§ **Data section**

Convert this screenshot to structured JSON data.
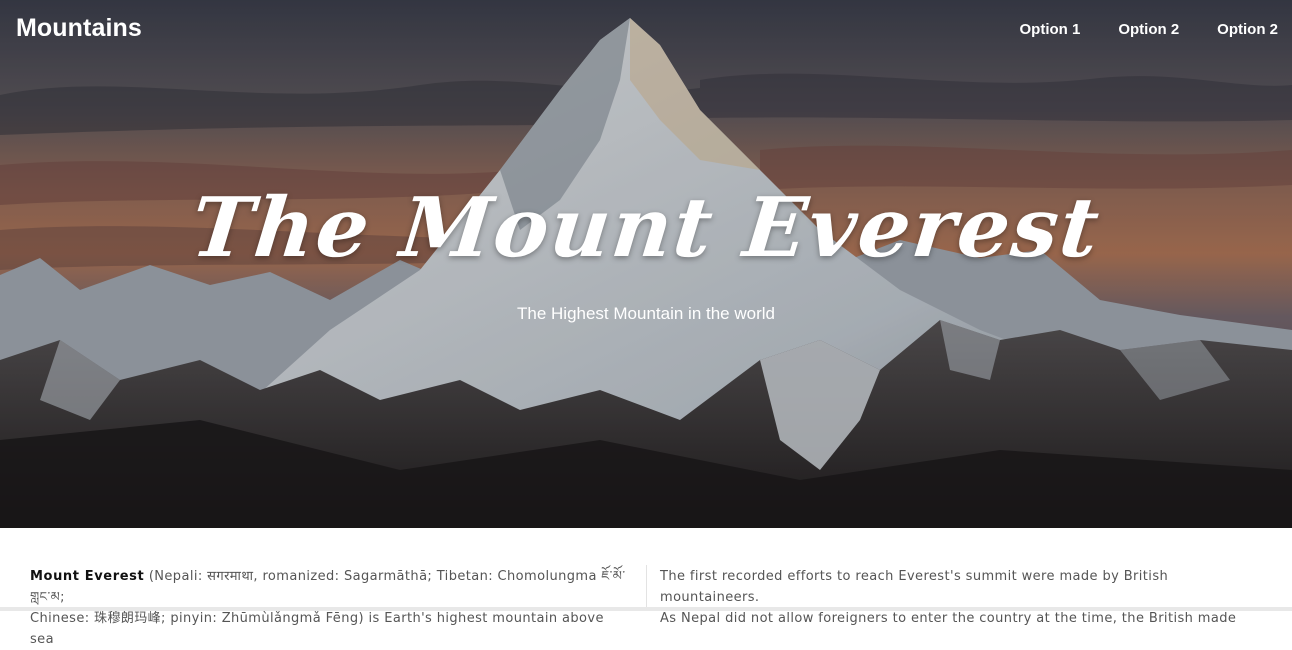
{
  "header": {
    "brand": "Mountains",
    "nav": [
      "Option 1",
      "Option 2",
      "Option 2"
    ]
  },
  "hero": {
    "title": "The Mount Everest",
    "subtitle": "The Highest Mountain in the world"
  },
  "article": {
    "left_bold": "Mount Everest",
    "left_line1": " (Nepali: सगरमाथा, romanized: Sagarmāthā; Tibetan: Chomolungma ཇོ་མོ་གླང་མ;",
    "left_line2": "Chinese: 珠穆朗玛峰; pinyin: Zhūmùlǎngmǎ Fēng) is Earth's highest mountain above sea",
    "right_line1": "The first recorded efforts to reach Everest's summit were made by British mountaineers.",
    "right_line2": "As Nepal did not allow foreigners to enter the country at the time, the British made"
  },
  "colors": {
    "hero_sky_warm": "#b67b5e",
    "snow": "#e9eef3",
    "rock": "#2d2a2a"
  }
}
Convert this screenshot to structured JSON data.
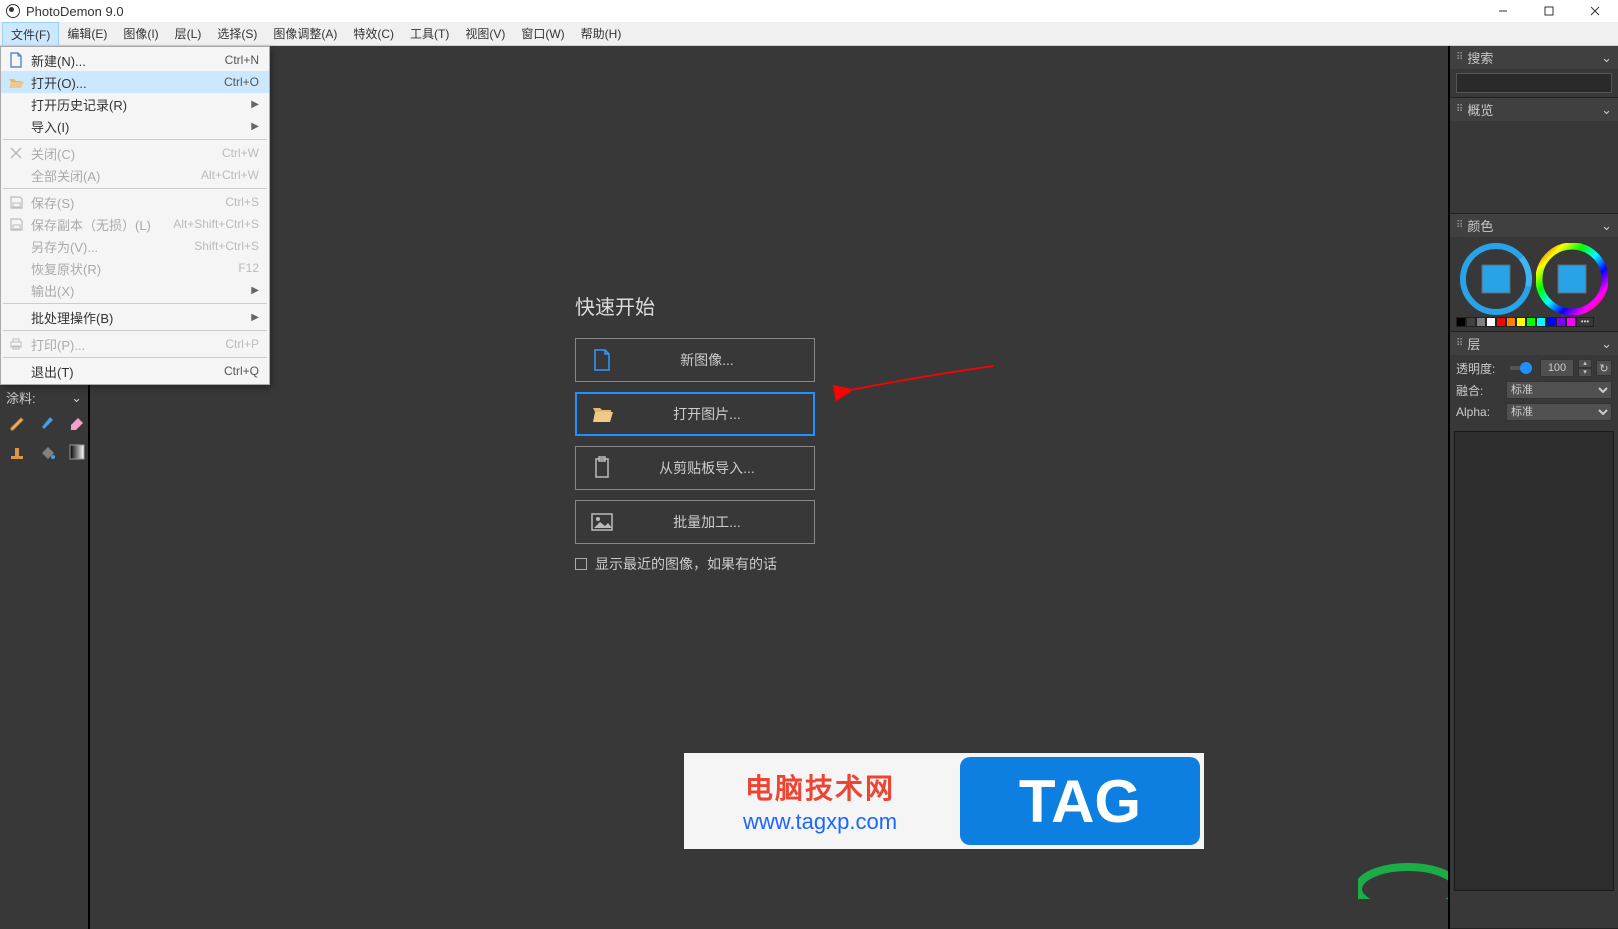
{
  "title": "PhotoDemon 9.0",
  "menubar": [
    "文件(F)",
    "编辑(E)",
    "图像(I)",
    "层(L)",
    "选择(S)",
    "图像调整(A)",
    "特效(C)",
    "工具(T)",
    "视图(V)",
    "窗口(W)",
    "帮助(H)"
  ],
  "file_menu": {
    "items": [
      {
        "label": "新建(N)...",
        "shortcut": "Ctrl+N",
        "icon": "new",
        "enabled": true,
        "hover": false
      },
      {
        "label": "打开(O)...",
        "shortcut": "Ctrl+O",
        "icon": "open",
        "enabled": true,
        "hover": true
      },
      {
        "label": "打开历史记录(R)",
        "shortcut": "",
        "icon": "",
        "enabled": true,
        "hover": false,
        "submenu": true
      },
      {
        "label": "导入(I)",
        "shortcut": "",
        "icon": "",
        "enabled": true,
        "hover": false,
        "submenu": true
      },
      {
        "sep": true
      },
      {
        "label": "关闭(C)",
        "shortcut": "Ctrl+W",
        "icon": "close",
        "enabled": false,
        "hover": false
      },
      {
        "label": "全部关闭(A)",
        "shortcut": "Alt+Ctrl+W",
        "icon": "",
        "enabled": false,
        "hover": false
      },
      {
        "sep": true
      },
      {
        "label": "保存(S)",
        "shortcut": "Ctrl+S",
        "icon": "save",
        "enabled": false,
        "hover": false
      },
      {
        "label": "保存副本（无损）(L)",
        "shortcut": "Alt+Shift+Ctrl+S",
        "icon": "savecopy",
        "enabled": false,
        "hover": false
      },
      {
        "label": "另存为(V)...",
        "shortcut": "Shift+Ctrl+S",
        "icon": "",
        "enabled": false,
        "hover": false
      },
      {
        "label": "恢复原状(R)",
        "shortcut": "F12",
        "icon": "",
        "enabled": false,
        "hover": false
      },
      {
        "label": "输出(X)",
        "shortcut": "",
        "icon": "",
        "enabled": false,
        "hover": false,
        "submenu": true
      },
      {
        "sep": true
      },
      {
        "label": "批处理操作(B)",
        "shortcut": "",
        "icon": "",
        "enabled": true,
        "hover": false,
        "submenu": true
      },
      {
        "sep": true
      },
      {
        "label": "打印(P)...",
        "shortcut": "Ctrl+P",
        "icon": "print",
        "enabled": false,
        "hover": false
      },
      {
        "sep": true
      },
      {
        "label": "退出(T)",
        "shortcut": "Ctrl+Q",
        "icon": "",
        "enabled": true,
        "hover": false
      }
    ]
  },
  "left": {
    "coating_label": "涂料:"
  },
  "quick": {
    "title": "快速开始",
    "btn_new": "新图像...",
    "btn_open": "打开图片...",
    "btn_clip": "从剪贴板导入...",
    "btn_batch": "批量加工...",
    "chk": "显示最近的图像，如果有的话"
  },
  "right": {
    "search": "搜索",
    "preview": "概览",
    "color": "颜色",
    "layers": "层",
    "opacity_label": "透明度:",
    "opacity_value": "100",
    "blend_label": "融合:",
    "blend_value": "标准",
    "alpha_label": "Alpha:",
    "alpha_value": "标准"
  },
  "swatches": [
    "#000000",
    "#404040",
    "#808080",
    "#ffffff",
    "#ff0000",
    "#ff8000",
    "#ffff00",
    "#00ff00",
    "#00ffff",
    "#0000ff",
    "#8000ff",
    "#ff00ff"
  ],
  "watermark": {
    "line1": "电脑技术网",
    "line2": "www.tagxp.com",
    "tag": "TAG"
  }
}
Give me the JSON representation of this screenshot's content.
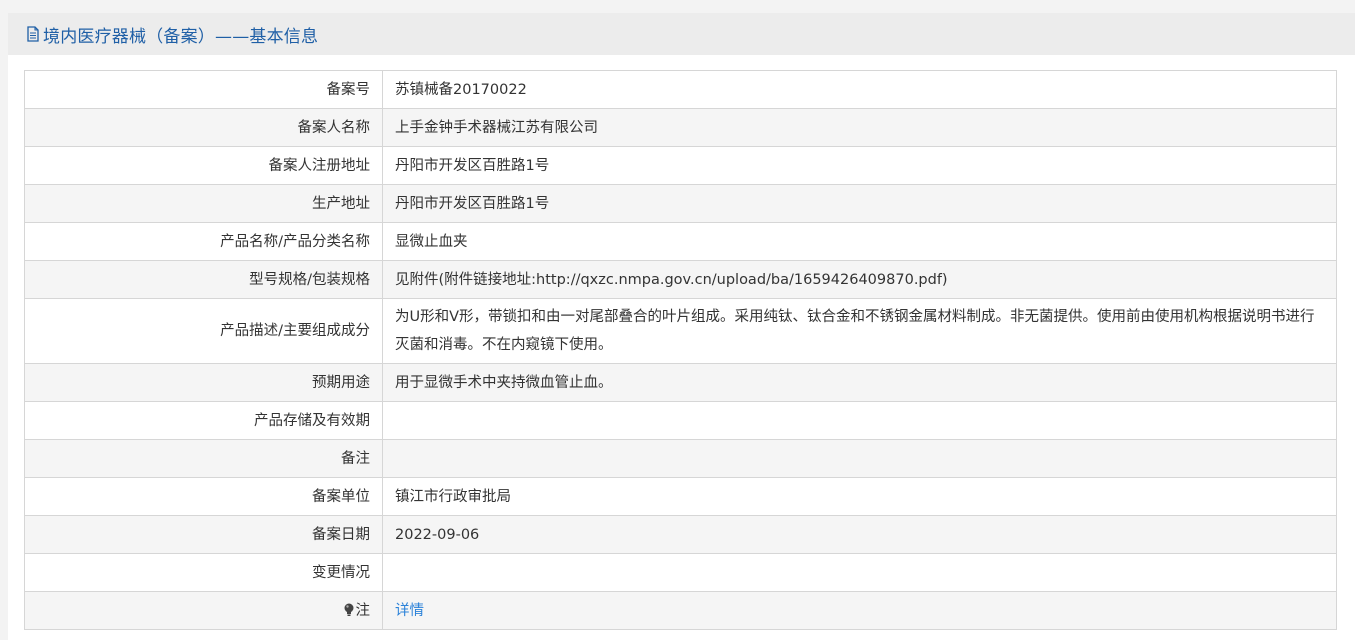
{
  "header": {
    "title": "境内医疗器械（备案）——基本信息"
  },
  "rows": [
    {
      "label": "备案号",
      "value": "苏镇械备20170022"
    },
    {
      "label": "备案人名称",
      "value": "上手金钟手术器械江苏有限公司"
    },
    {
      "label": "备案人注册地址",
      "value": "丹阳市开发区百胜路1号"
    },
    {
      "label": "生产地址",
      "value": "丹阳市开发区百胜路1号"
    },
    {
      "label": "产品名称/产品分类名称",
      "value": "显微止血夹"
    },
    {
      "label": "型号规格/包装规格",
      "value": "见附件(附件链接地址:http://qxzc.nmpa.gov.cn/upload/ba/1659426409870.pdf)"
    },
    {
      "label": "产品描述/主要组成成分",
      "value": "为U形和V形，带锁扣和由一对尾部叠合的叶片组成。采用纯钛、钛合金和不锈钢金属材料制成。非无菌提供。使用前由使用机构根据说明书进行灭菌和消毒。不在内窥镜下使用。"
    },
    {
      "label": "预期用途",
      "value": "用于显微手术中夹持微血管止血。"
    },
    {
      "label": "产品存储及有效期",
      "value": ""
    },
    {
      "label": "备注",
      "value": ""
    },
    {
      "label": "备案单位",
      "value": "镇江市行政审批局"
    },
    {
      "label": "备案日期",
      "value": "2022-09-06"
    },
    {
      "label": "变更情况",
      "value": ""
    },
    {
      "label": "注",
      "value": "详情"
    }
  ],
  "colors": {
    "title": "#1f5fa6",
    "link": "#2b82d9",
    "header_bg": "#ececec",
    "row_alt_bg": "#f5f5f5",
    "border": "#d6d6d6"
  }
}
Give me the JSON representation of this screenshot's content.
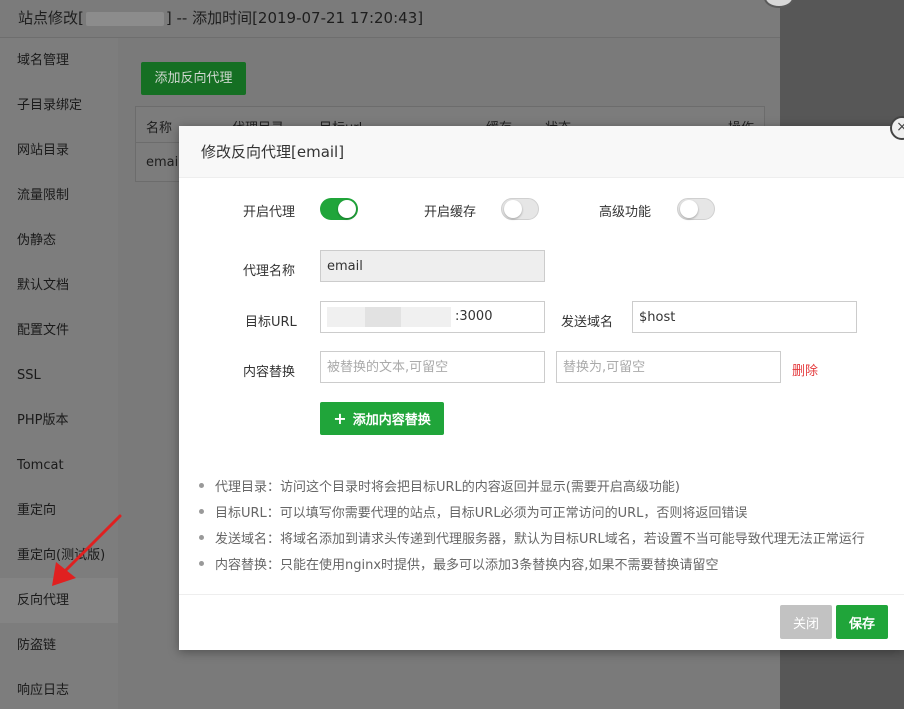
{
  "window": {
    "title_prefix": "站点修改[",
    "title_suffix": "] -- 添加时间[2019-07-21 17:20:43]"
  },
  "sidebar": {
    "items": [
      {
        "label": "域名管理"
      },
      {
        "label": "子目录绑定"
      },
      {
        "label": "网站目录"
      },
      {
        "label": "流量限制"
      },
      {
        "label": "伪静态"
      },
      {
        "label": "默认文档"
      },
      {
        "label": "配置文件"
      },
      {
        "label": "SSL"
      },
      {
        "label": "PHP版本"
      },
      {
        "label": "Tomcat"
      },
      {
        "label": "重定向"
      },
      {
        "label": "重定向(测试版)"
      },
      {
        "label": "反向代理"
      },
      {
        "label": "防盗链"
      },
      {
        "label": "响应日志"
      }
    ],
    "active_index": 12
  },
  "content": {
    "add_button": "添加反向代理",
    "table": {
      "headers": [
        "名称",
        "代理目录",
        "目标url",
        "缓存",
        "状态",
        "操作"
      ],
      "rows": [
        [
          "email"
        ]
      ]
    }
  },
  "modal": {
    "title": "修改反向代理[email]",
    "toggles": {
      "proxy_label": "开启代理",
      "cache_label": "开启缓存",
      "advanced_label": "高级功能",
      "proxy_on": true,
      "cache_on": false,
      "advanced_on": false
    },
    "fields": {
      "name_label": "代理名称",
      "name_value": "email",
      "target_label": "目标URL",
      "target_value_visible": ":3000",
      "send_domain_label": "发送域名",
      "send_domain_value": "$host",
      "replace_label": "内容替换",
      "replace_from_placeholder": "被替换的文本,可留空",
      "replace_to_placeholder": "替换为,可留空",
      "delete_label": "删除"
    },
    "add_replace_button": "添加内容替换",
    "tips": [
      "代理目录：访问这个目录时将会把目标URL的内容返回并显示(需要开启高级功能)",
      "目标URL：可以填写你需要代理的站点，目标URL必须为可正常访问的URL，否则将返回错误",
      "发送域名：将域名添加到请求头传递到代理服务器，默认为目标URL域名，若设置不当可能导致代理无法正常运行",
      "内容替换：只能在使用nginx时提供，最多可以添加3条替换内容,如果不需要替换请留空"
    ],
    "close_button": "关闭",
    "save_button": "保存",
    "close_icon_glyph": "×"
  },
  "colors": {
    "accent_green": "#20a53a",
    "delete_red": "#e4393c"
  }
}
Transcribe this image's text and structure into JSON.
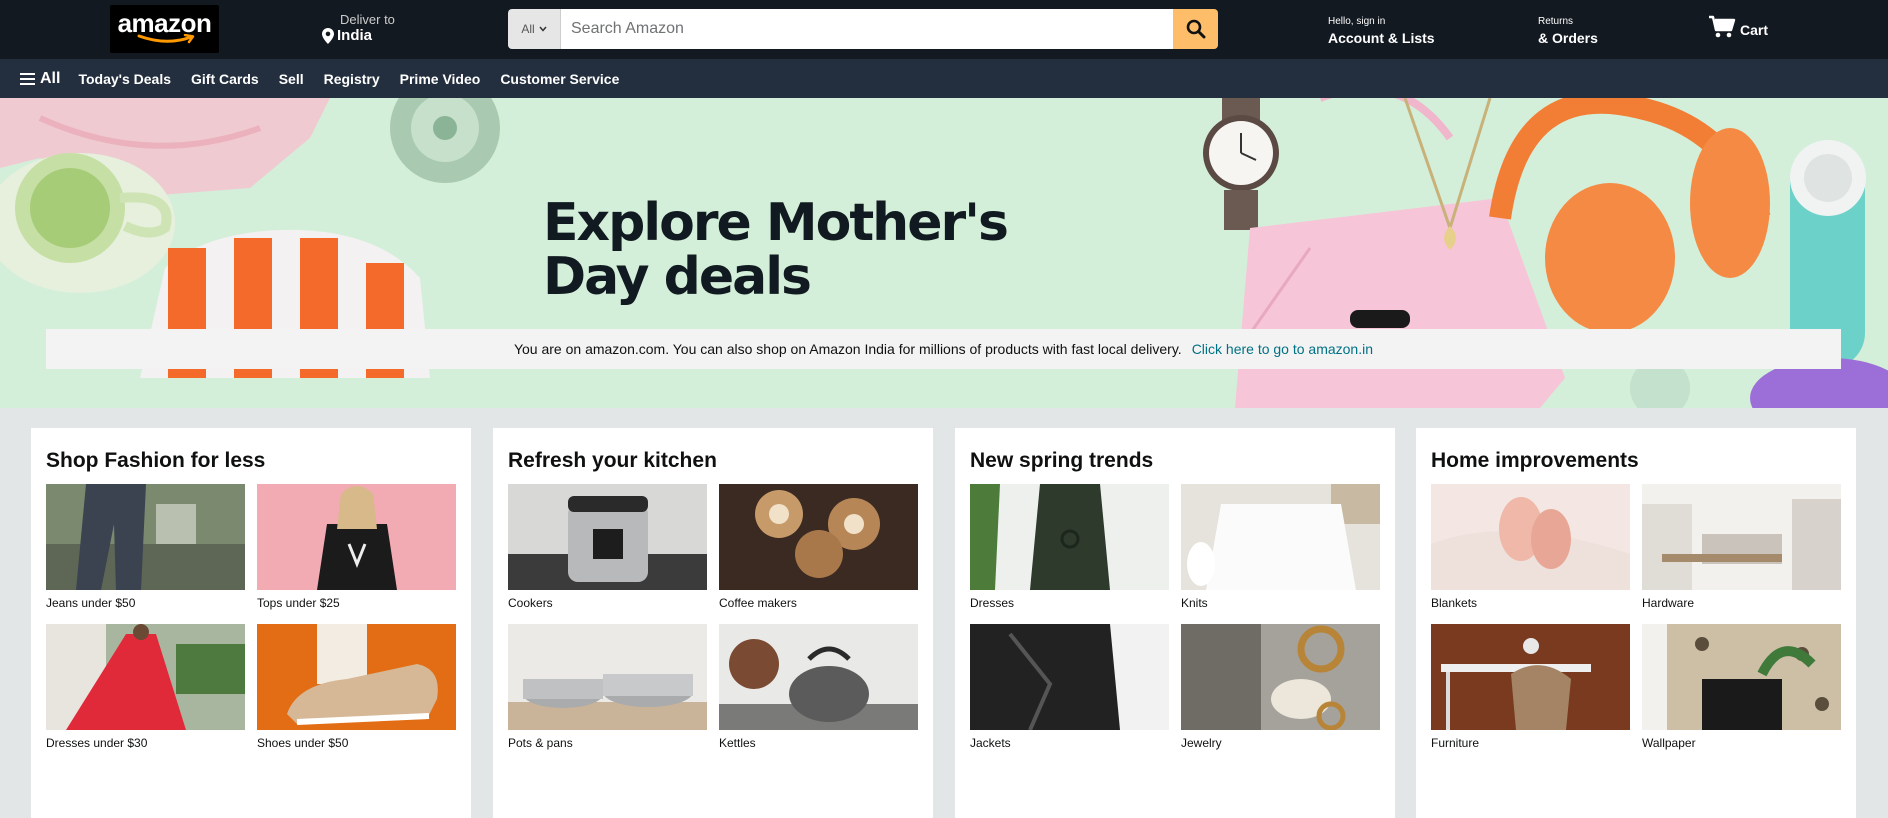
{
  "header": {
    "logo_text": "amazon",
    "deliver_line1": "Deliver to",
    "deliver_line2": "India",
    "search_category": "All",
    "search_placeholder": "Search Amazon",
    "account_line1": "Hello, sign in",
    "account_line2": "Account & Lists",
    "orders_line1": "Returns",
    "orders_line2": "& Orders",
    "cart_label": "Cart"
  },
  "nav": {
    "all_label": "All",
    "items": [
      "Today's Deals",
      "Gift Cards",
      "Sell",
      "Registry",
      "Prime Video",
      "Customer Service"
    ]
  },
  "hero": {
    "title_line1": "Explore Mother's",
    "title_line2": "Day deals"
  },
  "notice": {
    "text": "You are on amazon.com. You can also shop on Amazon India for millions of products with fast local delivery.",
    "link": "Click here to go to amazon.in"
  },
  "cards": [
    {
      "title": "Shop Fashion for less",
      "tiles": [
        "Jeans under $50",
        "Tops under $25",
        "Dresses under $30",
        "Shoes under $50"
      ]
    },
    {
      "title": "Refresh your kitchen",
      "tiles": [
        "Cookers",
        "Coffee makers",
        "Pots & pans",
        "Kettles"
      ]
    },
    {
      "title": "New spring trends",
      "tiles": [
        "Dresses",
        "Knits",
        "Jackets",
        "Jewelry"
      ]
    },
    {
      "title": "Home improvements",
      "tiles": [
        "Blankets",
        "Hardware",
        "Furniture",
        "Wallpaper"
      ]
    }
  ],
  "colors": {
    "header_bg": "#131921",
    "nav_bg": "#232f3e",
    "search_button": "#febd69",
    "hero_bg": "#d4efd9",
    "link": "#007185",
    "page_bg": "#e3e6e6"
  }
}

§ **What is required**
Lines containing "Ctrl" are to be counted. State the total and add nothing.

§ **Answer to the task**
9